§ Task requirements: Here are records with pictures in them. Copy all of them exactly and leave the pictures out.

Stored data
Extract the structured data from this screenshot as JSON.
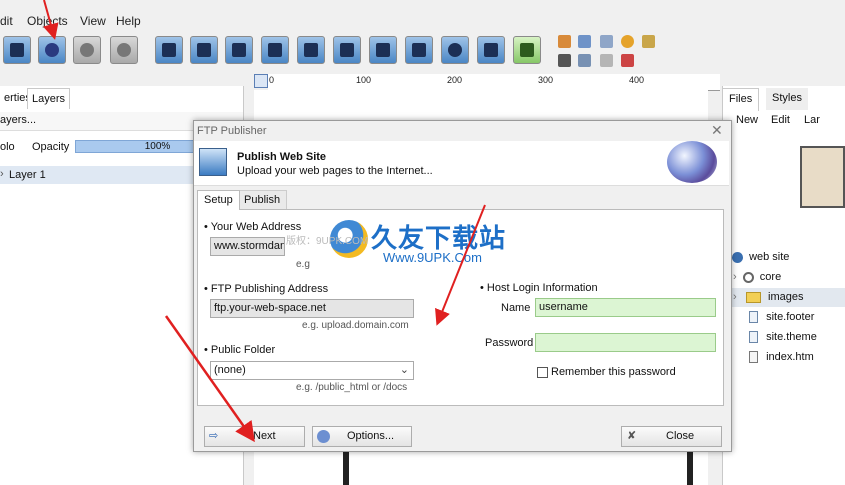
{
  "menu": [
    "dit",
    "Objects",
    "View",
    "Help"
  ],
  "left_panel": {
    "tabs": [
      "erties",
      "Layers"
    ],
    "layers_row": "ayers...",
    "solo_label": "olo",
    "opacity_label": "Opacity",
    "opacity_value": "100%",
    "layer_item": "Layer 1"
  },
  "ruler": {
    "marks": [
      "0",
      "100",
      "200",
      "300",
      "400"
    ]
  },
  "right_panel": {
    "tabs": [
      "Files",
      "Styles"
    ],
    "toolbar": [
      "New",
      "Edit",
      "Lar"
    ],
    "tree": [
      {
        "label": "web site",
        "icon": "globe-icon"
      },
      {
        "label": "core",
        "icon": "core-folder-icon"
      },
      {
        "label": "images",
        "icon": "folder-icon"
      },
      {
        "label": "site.footer",
        "icon": "file-icon"
      },
      {
        "label": "site.theme",
        "icon": "file-icon"
      },
      {
        "label": "index.htm",
        "icon": "file-icon"
      }
    ]
  },
  "dialog": {
    "title": "FTP Publisher",
    "close": "✕",
    "header_title": "Publish Web Site",
    "header_subtitle": "Upload your web pages to the Internet...",
    "tabs": [
      "Setup",
      "Publish"
    ],
    "web_address_label": "• Your Web Address",
    "web_address_value": "www.stormdance.n",
    "web_address_hint": "e.g",
    "ftp_label": "• FTP Publishing Address",
    "ftp_value": "ftp.your-web-space.net",
    "ftp_hint": "e.g. upload.domain.com",
    "folder_label": "• Public Folder",
    "folder_value": "(none)",
    "folder_hint": "e.g. /public_html or /docs",
    "host_label": "• Host Login Information",
    "name_label": "Name",
    "name_value": "username",
    "password_label": "Password",
    "password_value": "",
    "remember_label": "Remember this password",
    "buttons": {
      "next": "Next",
      "options": "Options...",
      "close": "Close"
    }
  },
  "watermark": {
    "title": "久友下载站",
    "url": "Www.9UPK.Com",
    "sub": "版权：9UPK.COM"
  },
  "colors": {
    "annotation_arrow": "#e02020",
    "field_green": "#dcf5d3",
    "accent_blue": "#1d6fc7"
  }
}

§ Completed exercise:
Extract the structured data from this screenshot as JSON.
{
  "menu": [
    "dit",
    "Objects",
    "View",
    "Help"
  ],
  "left_panel": {
    "tabs": [
      "erties",
      "Layers"
    ],
    "layers_row": "ayers...",
    "solo_label": "olo",
    "opacity_label": "Opacity",
    "opacity_value": "100%",
    "layer_item": "Layer 1"
  },
  "ruler": {
    "marks": [
      "0",
      "100",
      "200",
      "300",
      "400"
    ]
  },
  "right_panel": {
    "tabs": [
      "Files",
      "Styles"
    ],
    "toolbar": [
      "New",
      "Edit",
      "Lar"
    ],
    "tree": [
      {
        "label": "web site",
        "icon": "globe-icon"
      },
      {
        "label": "core",
        "icon": "core-folder-icon"
      },
      {
        "label": "images",
        "icon": "folder-icon"
      },
      {
        "label": "site.footer",
        "icon": "file-icon"
      },
      {
        "label": "site.theme",
        "icon": "file-icon"
      },
      {
        "label": "index.htm",
        "icon": "file-icon"
      }
    ]
  },
  "dialog": {
    "title": "FTP Publisher",
    "close": "✕",
    "header_title": "Publish Web Site",
    "header_subtitle": "Upload your web pages to the Internet...",
    "tabs": [
      "Setup",
      "Publish"
    ],
    "web_address_label": "• Your Web Address",
    "web_address_value": "www.stormdance.n",
    "web_address_hint": "e.g",
    "ftp_label": "• FTP Publishing Address",
    "ftp_value": "ftp.your-web-space.net",
    "ftp_hint": "e.g. upload.domain.com",
    "folder_label": "• Public Folder",
    "folder_value": "(none)",
    "folder_hint": "e.g. /public_html or /docs",
    "host_label": "• Host Login Information",
    "name_label": "Name",
    "name_value": "username",
    "password_label": "Password",
    "password_value": "",
    "remember_label": "Remember this password",
    "buttons": {
      "next": "Next",
      "options": "Options...",
      "close": "Close"
    }
  },
  "watermark": {
    "title": "久友下载站",
    "url": "Www.9UPK.Com",
    "sub": "版权：9UPK.COM"
  },
  "colors": {
    "annotation_arrow": "#e02020",
    "field_green": "#dcf5d3",
    "accent_blue": "#1d6fc7"
  }
}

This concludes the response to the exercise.